**Problem requirements:**
In the page excerpt about training an LSTM on a 3-bit temporal order task, list every Python script file that is named.

The headline command (≈ 24 s on an M-series laptop, single core):

python3 temporal_order_3bit.py --seed 0 \
    --n_steps 1500 --batch 32 --hidden 4 \
    --val_n 512 --eval_every 50 --record_hidden
python3 visualize_temporal_order_3bit.py
python3 make_temporal_order_3bit_gif.py

Self-test of the analytic LSTM gradient (max relative error vs central differences):

python3 temporal_order_3bit.py --gradcheck
# [gradcheck] max relative error = 2.363e-11

Results

Headline run, seed 0:

Metric	Value
LSTM final validation accuracy (512 sequences)	1.000 (512 / 512 correct)
LSTM step at first ≥ 95 % validation accuracy	100 (= 3 200 sequences at batch 32)
RNN final validation accuracy	0.250 (chance)
RNN best-ever validation accuracy	0.266
LSTM training wall-clock	13.6 s
RNN training wall-clock	10.6 s
Total training sequences seen	48 000 = 1 500 × 32
Trainable parameters (LSTM)	184 (`Wi, Wo, Wg ∈ R^{12×4}` + biases + `Why ∈ R^{4×4}` + `by`)
Trainable parameters (RNN)	68 (`Wx ∈ R^{8×4}, Wh ∈ R^{4×4}, bh, Why, by`)

Hyperparameters used:

Hyperparameter	Value
Sequence length `T`	50
Hidden / cell count	4
Batch size	32
Optimiser	Adam (lr = 0.02, β₁ = 0.9, β₂ = 0.999)
Gradient clip (global ℓ²)	1.0
Steps	1500
Input-gate bias init	−1.0 (cell starts closed)
Other parameter init	`N(0, 0.1²)`

Multi-seed reliability (--seed 0..4, otherwise identical config):

seed	LSTM final acc	RNN final acc	first-step ≥ 95 %
0	1.000	0.238	100
1	1.000	0.293	200
2	1.000	0.230	100
3	1.000	0.254	300
4	1.000	0.258	200

5 / 5 seeds solve. Median 200 steps to 95 % (≈ 6 400 sequences). The 1997 paper reports 31 390 sequences for a slightly larger sequence and an LSTM with 156 weights; we converge faster because of Adam (the paper used plain SGD with momentum).

Confusion matrix on 512 validation sequences (seed 0):

	pred XX	pred XY	pred YX	pred YY
true XX	119	0	0	0
true XY	0	128	0	0
true YX	0	0	134	0
true YY	0	0	0	131

Visualizations

temporal_order_3bit.gif — Cell state c_t for one held-out sequence per class, animated across training. At step 1 the heatmap is uniformly near zero. As training proceeds, a dark-then-light spike appears at the first X/Y position and a second spike at the second one; by step ≈ 200 the first cell carries the identity of the first marker (positive for X, negative for Y) and the second cell carries the second. Vertical ticks mark X (green) and Y (red) positions on the input.

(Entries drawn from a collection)
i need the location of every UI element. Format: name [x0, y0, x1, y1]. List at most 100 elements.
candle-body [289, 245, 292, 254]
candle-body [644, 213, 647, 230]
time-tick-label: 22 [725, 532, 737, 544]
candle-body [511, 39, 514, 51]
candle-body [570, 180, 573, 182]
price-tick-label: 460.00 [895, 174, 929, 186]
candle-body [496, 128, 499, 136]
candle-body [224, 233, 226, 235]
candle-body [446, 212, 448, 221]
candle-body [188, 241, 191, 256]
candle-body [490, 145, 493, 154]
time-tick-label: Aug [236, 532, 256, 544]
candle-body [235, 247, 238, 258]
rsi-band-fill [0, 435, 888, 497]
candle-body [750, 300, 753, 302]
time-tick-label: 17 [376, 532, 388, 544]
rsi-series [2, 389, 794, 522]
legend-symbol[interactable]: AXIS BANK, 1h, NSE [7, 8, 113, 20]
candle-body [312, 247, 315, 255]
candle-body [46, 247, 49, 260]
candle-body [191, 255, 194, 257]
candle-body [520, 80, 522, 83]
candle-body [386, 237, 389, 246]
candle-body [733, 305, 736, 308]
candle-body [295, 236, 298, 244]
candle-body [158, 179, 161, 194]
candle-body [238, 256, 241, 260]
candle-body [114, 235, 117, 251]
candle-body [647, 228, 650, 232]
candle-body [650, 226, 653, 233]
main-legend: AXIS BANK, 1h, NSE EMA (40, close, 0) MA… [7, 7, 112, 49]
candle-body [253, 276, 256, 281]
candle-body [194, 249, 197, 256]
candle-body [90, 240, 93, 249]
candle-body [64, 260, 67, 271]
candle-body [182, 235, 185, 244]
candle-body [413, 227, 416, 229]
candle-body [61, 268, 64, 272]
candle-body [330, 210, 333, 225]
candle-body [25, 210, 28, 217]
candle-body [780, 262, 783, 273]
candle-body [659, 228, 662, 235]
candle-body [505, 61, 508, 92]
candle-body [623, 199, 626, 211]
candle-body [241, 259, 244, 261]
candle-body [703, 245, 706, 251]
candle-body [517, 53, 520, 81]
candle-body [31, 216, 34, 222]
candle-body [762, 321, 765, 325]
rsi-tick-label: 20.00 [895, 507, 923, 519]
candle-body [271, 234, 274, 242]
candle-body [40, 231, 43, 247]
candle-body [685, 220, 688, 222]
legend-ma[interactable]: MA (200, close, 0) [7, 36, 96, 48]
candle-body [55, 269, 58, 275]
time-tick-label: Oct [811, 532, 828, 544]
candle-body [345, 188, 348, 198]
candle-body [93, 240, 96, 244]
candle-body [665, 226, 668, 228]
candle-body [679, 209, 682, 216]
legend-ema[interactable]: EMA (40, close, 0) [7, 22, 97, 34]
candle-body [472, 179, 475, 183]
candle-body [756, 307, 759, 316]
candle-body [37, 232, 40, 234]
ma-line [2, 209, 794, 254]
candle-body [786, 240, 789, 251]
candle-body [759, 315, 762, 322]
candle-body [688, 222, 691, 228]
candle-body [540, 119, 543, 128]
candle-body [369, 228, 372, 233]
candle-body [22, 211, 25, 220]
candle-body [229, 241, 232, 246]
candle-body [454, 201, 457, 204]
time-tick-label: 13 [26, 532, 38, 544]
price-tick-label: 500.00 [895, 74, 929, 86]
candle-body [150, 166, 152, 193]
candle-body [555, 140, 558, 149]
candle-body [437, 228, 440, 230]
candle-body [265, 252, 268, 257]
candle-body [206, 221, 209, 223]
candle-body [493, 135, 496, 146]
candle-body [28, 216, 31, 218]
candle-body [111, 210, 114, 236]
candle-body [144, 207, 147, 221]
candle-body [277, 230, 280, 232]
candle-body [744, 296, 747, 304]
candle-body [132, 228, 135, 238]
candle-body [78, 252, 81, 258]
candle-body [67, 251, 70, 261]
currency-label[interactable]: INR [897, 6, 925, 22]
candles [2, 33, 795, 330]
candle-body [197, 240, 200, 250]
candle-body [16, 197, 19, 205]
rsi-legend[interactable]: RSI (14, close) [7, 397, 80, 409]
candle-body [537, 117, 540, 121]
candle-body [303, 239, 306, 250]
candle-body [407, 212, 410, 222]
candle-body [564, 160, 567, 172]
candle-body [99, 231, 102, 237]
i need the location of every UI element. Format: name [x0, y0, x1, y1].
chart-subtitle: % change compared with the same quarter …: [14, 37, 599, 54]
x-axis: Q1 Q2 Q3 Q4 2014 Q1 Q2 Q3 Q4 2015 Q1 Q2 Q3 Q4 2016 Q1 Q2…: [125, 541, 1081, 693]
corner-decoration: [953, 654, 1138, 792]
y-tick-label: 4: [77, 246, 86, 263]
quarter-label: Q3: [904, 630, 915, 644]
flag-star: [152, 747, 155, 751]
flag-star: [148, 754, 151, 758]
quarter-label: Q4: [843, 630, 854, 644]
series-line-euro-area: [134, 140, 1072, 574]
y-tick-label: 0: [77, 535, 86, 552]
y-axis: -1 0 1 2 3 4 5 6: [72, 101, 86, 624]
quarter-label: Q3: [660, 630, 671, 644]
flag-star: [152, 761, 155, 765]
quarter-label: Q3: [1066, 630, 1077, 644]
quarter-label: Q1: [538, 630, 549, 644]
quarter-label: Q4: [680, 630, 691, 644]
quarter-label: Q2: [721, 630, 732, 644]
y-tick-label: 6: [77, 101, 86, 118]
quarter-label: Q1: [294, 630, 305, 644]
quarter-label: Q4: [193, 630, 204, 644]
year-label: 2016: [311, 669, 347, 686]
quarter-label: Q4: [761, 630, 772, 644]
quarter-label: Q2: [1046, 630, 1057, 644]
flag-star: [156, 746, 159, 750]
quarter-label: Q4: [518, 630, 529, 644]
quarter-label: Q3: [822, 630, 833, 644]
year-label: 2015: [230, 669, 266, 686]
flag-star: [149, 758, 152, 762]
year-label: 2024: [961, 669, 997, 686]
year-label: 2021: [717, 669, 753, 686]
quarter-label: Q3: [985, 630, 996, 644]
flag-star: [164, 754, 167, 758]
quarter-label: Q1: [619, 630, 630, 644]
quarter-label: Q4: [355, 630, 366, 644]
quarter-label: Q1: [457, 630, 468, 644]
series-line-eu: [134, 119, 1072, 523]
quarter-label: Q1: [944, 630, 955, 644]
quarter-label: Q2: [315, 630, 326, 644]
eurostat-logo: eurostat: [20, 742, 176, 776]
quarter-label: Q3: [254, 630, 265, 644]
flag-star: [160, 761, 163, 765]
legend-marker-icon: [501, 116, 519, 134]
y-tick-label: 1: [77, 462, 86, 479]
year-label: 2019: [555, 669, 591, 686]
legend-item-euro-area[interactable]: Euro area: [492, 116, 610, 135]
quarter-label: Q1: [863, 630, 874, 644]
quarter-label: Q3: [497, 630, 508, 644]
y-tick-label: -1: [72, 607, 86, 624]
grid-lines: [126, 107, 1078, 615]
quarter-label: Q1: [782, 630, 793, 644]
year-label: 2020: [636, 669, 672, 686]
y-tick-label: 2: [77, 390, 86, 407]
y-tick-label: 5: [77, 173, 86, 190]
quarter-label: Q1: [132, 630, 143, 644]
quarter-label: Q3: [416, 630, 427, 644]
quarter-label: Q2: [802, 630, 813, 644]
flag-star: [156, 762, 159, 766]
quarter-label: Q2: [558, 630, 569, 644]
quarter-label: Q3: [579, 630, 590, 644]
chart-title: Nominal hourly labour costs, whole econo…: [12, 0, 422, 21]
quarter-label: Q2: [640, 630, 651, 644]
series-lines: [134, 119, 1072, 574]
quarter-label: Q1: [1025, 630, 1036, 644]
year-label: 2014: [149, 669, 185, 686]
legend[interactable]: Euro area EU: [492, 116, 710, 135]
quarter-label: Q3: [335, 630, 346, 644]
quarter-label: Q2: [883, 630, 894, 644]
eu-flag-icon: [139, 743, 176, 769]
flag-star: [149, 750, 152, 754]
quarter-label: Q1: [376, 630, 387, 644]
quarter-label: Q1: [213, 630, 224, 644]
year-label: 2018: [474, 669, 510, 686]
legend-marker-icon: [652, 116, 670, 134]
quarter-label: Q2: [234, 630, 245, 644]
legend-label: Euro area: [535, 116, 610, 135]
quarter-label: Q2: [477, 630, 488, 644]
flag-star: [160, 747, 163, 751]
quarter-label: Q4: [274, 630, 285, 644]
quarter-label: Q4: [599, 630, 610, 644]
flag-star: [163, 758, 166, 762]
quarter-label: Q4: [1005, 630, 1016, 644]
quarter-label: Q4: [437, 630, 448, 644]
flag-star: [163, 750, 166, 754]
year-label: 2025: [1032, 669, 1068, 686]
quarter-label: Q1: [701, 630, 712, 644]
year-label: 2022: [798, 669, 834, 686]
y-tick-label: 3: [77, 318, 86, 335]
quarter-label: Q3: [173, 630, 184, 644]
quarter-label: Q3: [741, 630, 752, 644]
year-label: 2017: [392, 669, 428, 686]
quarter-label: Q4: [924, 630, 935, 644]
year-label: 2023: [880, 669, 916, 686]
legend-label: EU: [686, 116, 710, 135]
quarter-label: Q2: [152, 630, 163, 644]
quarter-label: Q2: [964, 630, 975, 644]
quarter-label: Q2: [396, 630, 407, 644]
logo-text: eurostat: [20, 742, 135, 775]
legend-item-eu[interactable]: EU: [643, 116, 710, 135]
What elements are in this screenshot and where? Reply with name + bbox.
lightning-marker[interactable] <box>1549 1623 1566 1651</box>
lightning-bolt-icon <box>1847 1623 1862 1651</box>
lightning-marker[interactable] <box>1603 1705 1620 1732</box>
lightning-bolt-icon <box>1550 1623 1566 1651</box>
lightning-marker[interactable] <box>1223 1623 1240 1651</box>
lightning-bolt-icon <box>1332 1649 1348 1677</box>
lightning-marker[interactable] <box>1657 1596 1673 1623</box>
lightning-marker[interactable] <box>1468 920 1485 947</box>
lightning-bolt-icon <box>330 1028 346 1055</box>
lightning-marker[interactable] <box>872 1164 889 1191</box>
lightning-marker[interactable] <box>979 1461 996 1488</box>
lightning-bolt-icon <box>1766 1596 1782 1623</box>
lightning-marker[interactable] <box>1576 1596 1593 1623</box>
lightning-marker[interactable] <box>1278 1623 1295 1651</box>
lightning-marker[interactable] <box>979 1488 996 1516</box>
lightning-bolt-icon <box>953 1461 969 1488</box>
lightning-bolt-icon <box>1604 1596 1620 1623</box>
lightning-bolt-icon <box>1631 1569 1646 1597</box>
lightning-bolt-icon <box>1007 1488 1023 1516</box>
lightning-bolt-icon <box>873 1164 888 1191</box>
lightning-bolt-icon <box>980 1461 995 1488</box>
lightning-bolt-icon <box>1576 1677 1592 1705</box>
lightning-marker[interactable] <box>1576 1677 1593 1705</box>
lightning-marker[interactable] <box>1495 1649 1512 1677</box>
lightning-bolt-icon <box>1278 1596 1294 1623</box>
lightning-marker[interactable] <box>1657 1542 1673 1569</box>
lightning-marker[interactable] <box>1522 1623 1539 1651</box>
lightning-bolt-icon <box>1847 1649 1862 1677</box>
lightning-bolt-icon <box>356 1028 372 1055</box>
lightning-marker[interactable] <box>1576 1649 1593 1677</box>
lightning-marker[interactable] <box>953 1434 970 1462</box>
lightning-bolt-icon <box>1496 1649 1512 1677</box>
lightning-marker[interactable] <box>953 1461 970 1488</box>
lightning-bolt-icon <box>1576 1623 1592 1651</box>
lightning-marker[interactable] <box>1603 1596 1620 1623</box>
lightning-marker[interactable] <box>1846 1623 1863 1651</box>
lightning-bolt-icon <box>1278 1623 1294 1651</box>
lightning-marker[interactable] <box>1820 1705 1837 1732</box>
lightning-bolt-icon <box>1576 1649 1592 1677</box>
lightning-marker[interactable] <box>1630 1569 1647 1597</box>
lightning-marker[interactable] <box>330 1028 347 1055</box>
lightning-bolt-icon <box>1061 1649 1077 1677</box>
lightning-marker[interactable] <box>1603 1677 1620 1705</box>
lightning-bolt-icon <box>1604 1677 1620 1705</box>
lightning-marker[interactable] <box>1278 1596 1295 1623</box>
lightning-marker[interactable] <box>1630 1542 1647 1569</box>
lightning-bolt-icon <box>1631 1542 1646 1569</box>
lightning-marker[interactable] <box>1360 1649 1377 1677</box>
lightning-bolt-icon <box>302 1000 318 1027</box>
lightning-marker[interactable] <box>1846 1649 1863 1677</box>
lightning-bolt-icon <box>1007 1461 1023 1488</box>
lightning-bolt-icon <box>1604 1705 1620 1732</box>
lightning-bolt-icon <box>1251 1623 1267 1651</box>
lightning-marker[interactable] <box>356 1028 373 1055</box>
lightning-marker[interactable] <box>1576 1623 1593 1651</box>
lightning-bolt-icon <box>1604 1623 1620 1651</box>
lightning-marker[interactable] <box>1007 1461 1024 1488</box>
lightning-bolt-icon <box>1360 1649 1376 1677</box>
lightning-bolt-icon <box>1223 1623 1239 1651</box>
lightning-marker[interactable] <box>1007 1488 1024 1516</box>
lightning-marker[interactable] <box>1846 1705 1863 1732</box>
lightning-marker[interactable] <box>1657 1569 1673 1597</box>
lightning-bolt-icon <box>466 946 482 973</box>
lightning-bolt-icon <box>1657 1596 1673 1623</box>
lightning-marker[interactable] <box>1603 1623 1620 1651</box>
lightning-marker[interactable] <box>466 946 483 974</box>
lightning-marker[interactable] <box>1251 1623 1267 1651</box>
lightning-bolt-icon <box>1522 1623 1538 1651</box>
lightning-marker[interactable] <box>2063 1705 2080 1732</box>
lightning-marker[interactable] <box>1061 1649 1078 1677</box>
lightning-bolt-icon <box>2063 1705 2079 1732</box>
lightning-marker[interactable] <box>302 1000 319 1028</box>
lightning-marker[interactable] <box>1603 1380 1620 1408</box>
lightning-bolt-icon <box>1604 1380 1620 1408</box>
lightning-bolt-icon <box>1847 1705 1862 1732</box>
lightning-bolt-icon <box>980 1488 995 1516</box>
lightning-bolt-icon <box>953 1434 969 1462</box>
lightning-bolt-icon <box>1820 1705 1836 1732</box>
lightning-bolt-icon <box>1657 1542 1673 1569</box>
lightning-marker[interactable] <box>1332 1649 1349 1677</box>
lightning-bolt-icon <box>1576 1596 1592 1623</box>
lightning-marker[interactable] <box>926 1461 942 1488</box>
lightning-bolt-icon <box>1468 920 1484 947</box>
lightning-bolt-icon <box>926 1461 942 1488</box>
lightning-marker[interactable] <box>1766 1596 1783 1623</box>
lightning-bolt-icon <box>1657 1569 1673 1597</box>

**Task output:**
temporal_order_3bit.py, visualize_temporal_order_3bit.py, make_temporal_order_3bit_gif.py